===== ENTRIES PROVIDED

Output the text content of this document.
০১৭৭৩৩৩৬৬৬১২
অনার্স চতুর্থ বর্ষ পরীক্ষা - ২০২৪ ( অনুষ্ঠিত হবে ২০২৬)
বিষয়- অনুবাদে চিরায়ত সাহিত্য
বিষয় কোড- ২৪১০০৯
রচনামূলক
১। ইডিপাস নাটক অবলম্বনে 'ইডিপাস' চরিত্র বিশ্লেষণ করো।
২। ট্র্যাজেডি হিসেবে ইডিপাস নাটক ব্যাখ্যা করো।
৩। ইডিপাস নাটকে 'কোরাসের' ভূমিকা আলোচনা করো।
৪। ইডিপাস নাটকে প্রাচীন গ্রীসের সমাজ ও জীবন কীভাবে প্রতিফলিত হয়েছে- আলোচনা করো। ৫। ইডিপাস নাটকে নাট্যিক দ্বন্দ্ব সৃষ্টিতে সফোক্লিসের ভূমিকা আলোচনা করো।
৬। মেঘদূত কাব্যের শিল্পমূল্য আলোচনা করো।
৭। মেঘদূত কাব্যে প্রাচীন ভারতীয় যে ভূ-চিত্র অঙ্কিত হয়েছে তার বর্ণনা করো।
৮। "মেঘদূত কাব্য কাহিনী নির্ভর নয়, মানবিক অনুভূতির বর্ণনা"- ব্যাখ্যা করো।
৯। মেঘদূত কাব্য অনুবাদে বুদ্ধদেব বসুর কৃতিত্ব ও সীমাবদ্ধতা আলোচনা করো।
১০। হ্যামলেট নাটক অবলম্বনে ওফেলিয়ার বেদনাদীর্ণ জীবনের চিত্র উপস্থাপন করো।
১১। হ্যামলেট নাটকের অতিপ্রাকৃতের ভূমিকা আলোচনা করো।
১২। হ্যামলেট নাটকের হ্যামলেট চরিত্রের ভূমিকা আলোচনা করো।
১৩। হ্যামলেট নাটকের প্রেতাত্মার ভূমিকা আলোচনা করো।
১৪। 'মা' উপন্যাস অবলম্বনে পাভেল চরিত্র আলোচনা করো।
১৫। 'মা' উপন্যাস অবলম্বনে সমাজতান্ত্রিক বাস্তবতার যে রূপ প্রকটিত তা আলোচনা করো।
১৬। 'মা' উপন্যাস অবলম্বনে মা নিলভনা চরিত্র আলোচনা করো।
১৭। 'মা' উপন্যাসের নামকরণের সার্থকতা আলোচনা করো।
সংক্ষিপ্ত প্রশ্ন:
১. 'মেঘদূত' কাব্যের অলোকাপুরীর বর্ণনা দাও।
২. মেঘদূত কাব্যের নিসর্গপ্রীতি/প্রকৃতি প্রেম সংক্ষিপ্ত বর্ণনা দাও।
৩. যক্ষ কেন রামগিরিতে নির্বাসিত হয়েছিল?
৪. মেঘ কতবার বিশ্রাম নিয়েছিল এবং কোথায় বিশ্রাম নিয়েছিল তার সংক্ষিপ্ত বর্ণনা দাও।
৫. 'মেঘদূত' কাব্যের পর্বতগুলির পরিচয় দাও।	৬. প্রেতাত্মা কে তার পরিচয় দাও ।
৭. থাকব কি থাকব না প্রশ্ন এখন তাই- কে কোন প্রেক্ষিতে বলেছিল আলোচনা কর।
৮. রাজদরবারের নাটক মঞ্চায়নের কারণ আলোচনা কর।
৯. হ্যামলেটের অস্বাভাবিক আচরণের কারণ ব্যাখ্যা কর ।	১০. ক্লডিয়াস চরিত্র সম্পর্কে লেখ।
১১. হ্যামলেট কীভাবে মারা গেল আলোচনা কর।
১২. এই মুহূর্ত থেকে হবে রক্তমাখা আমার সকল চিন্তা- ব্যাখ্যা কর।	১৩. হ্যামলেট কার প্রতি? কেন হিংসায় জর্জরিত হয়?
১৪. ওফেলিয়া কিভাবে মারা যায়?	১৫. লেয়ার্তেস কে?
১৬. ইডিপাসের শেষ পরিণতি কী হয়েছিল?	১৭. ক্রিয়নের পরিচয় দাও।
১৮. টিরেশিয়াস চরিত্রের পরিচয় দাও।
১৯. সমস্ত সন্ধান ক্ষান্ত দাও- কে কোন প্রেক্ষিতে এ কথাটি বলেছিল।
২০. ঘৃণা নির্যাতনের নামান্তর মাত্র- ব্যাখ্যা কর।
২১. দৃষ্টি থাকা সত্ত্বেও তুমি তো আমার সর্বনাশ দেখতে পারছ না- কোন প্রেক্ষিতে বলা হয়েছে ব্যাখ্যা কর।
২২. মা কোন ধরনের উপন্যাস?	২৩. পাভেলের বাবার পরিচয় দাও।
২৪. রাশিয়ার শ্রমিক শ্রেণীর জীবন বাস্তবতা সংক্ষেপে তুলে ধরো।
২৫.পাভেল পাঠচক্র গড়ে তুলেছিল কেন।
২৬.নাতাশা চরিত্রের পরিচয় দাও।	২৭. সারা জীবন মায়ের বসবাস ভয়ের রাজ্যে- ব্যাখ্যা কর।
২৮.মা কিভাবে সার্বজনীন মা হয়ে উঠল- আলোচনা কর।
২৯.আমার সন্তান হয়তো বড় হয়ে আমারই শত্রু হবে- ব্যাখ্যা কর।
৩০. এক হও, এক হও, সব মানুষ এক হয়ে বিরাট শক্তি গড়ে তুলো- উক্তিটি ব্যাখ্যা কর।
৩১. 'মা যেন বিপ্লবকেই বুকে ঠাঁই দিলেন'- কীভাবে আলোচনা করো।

==========

(TASK)
Repeat every record, exactly as written.

(EXERCISE SOLUTION)
Output the text content of this document.
০১৭৭৩৩৩৬৬৬১২
অনার্স চতুর্থ বর্ষ পরীক্ষা - ২০২৪ ( অনুষ্ঠিত হবে ২০২৬)
বিষয়- অনুবাদে চিরায়ত সাহিত্য
বিষয় কোড- ২৪১০০৯
রচনামূলক
১। ইডিপাস নাটক অবলম্বনে 'ইডিপাস' চরিত্র বিশ্লেষণ করো।
২। ট্র্যাজেডি হিসেবে ইডিপাস নাটক ব্যাখ্যা করো।
৩। ইডিপাস নাটকে 'কোরাসের' ভূমিকা আলোচনা করো।
৪। ইডিপাস নাটকে প্রাচীন গ্রীসের সমাজ ও জীবন কীভাবে প্রতিফলিত হয়েছে- আলোচনা করো। ৫। ইডিপাস নাটকে নাট্যিক দ্বন্দ্ব সৃষ্টিতে সফোক্লিসের ভূমিকা আলোচনা করো।
৬। মেঘদূত কাব্যের শিল্পমূল্য আলোচনা করো।
৭। মেঘদূত কাব্যে প্রাচীন ভারতীয় যে ভূ-চিত্র অঙ্কিত হয়েছে তার বর্ণনা করো।
৮। "মেঘদূত কাব্য কাহিনী নির্ভর নয়, মানবিক অনুভূতির বর্ণনা"- ব্যাখ্যা করো।
৯। মেঘদূত কাব্য অনুবাদে বুদ্ধদেব বসুর কৃতিত্ব ও সীমাবদ্ধতা আলোচনা করো।
১০। হ্যামলেট নাটক অবলম্বনে ওফেলিয়ার বেদনাদীর্ণ জীবনের চিত্র উপস্থাপন করো।
১১। হ্যামলেট নাটকের অতিপ্রাকৃতের ভূমিকা আলোচনা করো।
১২। হ্যামলেট নাটকের হ্যামলেট চরিত্রের ভূমিকা আলোচনা করো।
১৩। হ্যামলেট নাটকের প্রেতাত্মার ভূমিকা আলোচনা করো।
১৪। 'মা' উপন্যাস অবলম্বনে পাভেল চরিত্র আলোচনা করো।
১৫। 'মা' উপন্যাস অবলম্বনে সমাজতান্ত্রিক বাস্তবতার যে রূপ প্রকটিত তা আলোচনা করো।
১৬। 'মা' উপন্যাস অবলম্বনে মা নিলভনা চরিত্র আলোচনা করো।
১৭। 'মা' উপন্যাসের নামকরণের সার্থকতা আলোচনা করো।
সংক্ষিপ্ত প্রশ্ন:
১. 'মেঘদূত' কাব্যের অলোকাপুরীর বর্ণনা দাও।
২. মেঘদূত কাব্যের নিসর্গপ্রীতি/প্রকৃতি প্রেম সংক্ষিপ্ত বর্ণনা দাও।
৩. যক্ষ কেন রামগিরিতে নির্বাসিত হয়েছিল?
৪. মেঘ কতবার বিশ্রাম নিয়েছিল এবং কোথায় বিশ্রাম নিয়েছিল তার সংক্ষিপ্ত বর্ণনা দাও।
৫. 'মেঘদূত' কাব্যের পর্বতগুলির পরিচয় দাও।	৬. প্রেতাত্মা কে তার পরিচয় দাও ।
৭. থাকব কি থাকব না প্রশ্ন এখন তাই- কে কোন প্রেক্ষিতে বলেছিল আলোচনা কর।
৮. রাজদরবারের নাটক মঞ্চায়নের কারণ আলোচনা কর।
৯. হ্যামলেটের অস্বাভাবিক আচরণের কারণ ব্যাখ্যা কর ।	১০. ক্লডিয়াস চরিত্র সম্পর্কে লেখ।
১১. হ্যামলেট কীভাবে মারা গেল আলোচনা কর।
১২. এই মুহূর্ত থেকে হবে রক্তমাখা আমার সকল চিন্তা- ব্যাখ্যা কর।	১৩. হ্যামলেট কার প্রতি? কেন হিংসায় জর্জরিত হয়?
১৪. ওফেলিয়া কিভাবে মারা যায়?	১৫. লেয়ার্তেস কে?
১৬. ইডিপাসের শেষ পরিণতি কী হয়েছিল?	১৭. ক্রিয়নের পরিচয় দাও।
১৮. টিরেশিয়াস চরিত্রের পরিচয় দাও।
১৯. সমস্ত সন্ধান ক্ষান্ত দাও- কে কোন প্রেক্ষিতে এ কথাটি বলেছিল।
২০. ঘৃণা নির্যাতনের নামান্তর মাত্র- ব্যাখ্যা কর।
২১. দৃষ্টি থাকা সত্ত্বেও তুমি তো আমার সর্বনাশ দেখতে পারছ না- কোন প্রেক্ষিতে বলা হয়েছে ব্যাখ্যা কর।
২২. মা কোন ধরনের উপন্যাস?	২৩. পাভেলের বাবার পরিচয় দাও।
২৪. রাশিয়ার শ্রমিক শ্রেণীর জীবন বাস্তবতা সংক্ষেপে তুলে ধরো।
২৫.পাভেল পাঠচক্র গড়ে তুলেছিল কেন।
২৬.নাতাশা চরিত্রের পরিচয় দাও।	২৭. সারা জীবন মায়ের বসবাস ভয়ের রাজ্যে- ব্যাখ্যা কর।
২৮.মা কিভাবে সার্বজনীন মা হয়ে উঠল- আলোচনা কর।
২৯.আমার সন্তান হয়তো বড় হয়ে আমারই শত্রু হবে- ব্যাখ্যা কর।
৩০. এক হও, এক হও, সব মানুষ এক হয়ে বিরাট শক্তি গড়ে তুলো- উক্তিটি ব্যাখ্যা কর।
৩১. 'মা যেন বিপ্লবকেই বুকে ঠাঁই দিলেন'- কীভাবে আলোচনা করো।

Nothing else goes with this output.